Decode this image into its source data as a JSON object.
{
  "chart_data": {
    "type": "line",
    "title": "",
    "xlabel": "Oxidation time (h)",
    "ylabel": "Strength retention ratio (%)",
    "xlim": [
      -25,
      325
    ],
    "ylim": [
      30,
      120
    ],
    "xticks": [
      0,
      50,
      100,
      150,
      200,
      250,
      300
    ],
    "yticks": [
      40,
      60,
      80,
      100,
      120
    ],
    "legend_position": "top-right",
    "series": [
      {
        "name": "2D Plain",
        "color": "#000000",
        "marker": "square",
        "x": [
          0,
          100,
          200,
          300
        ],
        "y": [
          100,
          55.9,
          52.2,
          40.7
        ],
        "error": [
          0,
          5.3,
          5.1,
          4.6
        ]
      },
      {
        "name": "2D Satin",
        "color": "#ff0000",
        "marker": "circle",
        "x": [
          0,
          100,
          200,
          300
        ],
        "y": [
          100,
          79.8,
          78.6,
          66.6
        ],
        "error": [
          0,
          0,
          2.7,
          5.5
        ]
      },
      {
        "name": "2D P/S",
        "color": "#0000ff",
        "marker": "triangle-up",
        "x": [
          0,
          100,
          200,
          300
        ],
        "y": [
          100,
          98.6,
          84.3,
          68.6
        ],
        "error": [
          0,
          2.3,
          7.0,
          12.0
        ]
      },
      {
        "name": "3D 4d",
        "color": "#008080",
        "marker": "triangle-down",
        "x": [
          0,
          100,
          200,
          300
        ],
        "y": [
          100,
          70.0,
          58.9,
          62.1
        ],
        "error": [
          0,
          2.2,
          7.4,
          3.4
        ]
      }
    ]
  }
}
########################################
Repeat every entry exactly, please.

Decode this image into its source data as a JSON object.
{
  "chart_data": {
    "type": "line",
    "title": "",
    "xlabel": "Oxidation time (h)",
    "ylabel": "Strength retention ratio (%)",
    "xlim": [
      -25,
      325
    ],
    "ylim": [
      30,
      120
    ],
    "xticks": [
      0,
      50,
      100,
      150,
      200,
      250,
      300
    ],
    "yticks": [
      40,
      60,
      80,
      100,
      120
    ],
    "legend_position": "top-right",
    "series": [
      {
        "name": "2D Plain",
        "color": "#000000",
        "marker": "square",
        "x": [
          0,
          100,
          200,
          300
        ],
        "y": [
          100,
          55.9,
          52.2,
          40.7
        ],
        "error": [
          0,
          5.3,
          5.1,
          4.6
        ]
      },
      {
        "name": "2D Satin",
        "color": "#ff0000",
        "marker": "circle",
        "x": [
          0,
          100,
          200,
          300
        ],
        "y": [
          100,
          79.8,
          78.6,
          66.6
        ],
        "error": [
          0,
          0,
          2.7,
          5.5
        ]
      },
      {
        "name": "2D P/S",
        "color": "#0000ff",
        "marker": "triangle-up",
        "x": [
          0,
          100,
          200,
          300
        ],
        "y": [
          100,
          98.6,
          84.3,
          68.6
        ],
        "error": [
          0,
          2.3,
          7.0,
          12.0
        ]
      },
      {
        "name": "3D 4d",
        "color": "#008080",
        "marker": "triangle-down",
        "x": [
          0,
          100,
          200,
          300
        ],
        "y": [
          100,
          70.0,
          58.9,
          62.1
        ],
        "error": [
          0,
          2.2,
          7.4,
          3.4
        ]
      }
    ]
  }
}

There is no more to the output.